Exercise> Below are records; count how many of their lines contain the string "mucoceles", and give only that number.

Records shown>

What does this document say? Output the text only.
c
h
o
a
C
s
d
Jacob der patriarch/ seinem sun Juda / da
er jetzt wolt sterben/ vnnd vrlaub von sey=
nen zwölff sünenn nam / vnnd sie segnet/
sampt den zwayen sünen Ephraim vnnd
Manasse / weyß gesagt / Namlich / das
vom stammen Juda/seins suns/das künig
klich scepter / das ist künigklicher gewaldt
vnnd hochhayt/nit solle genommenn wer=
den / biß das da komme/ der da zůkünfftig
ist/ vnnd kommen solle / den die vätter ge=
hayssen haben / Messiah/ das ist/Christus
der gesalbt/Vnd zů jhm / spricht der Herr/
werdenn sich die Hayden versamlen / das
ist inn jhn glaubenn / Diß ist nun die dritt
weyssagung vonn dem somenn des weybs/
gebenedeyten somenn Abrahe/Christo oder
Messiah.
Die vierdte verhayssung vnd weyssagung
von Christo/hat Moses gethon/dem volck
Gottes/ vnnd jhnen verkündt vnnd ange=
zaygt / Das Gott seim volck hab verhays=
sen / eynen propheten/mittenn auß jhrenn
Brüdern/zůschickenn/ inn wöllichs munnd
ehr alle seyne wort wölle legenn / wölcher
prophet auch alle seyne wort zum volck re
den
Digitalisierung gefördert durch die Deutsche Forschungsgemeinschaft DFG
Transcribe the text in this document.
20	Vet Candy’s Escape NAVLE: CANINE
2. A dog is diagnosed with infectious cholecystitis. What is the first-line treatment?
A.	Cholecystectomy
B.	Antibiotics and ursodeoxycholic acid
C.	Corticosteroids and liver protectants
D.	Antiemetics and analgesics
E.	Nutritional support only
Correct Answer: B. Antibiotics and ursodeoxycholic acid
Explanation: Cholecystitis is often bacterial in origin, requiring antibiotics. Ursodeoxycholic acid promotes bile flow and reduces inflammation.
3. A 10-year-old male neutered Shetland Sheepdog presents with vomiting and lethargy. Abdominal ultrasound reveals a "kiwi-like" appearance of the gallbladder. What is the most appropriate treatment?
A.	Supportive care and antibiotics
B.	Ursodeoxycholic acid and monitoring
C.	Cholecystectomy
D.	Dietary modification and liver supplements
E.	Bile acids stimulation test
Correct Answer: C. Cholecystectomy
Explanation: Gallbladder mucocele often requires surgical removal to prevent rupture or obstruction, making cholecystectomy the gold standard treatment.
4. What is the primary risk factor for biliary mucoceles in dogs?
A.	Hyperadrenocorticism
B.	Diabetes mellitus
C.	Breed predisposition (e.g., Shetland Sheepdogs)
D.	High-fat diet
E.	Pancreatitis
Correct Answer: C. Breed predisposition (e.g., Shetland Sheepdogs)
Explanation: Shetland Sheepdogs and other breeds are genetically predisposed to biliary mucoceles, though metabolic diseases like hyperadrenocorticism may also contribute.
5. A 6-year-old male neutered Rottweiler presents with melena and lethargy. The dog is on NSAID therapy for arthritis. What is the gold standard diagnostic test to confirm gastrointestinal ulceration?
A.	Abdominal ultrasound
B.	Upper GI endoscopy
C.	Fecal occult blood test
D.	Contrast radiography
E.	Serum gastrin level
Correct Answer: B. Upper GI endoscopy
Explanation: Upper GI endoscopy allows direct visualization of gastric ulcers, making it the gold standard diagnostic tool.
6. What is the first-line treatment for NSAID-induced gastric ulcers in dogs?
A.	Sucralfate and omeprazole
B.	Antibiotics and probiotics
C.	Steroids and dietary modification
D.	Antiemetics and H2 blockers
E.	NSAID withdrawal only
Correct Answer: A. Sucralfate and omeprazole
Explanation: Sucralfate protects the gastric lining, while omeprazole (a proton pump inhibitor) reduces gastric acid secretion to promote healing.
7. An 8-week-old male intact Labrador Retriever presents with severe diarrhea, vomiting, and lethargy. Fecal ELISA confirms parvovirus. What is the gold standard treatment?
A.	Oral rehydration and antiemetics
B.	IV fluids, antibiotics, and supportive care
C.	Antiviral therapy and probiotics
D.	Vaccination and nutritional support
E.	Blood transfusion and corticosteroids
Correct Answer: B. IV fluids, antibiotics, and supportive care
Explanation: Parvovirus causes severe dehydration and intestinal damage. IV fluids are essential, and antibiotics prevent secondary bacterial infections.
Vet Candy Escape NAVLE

Answer area> 2